### What needs to be done
Repeat every line of the data exactly, but not the pictures.

|---|

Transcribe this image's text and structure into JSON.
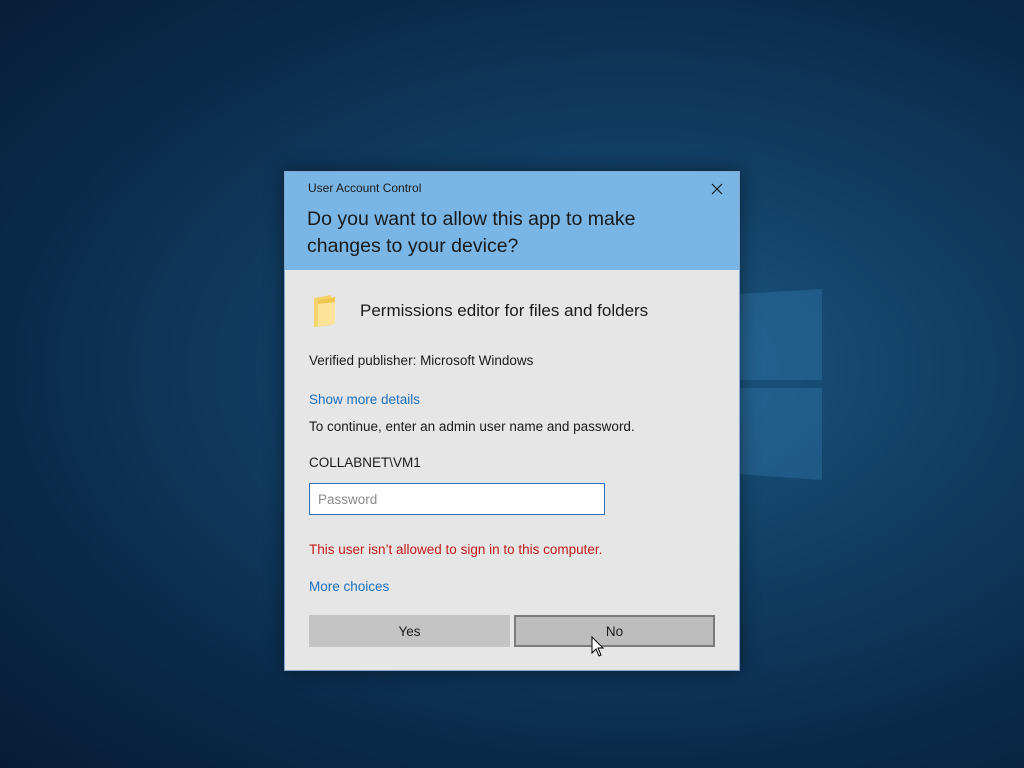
{
  "dialog": {
    "window_title": "User Account Control",
    "question": "Do you want to allow this app to make changes to your device?",
    "app_name": "Permissions editor for files and folders",
    "app_icon": "folder-icon",
    "publisher": "Verified publisher: Microsoft Windows",
    "show_details": "Show more details",
    "instruction": "To continue, enter an admin user name and password.",
    "username": "COLLABNET\\VM1",
    "password": {
      "value": "",
      "placeholder": "Password"
    },
    "error": "This user isn’t allowed to sign in to this computer.",
    "more_choices": "More choices",
    "yes_label": "Yes",
    "no_label": "No"
  },
  "colors": {
    "header": "#79b6e6",
    "body": "#e6e6e6",
    "link": "#1a6fbf",
    "error": "#c41a1a"
  }
}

|---|

### Answer below
Transcribe this image's text and structure into JSON.
{
  "dialog": {
    "window_title": "User Account Control",
    "question": "Do you want to allow this app to make changes to your device?",
    "app_name": "Permissions editor for files and folders",
    "app_icon": "folder-icon",
    "publisher": "Verified publisher: Microsoft Windows",
    "show_details": "Show more details",
    "instruction": "To continue, enter an admin user name and password.",
    "username": "COLLABNET\\VM1",
    "password": {
      "value": "",
      "placeholder": "Password"
    },
    "error": "This user isn’t allowed to sign in to this computer.",
    "more_choices": "More choices",
    "yes_label": "Yes",
    "no_label": "No"
  },
  "colors": {
    "header": "#79b6e6",
    "body": "#e6e6e6",
    "link": "#1a6fbf",
    "error": "#c41a1a"
  }
}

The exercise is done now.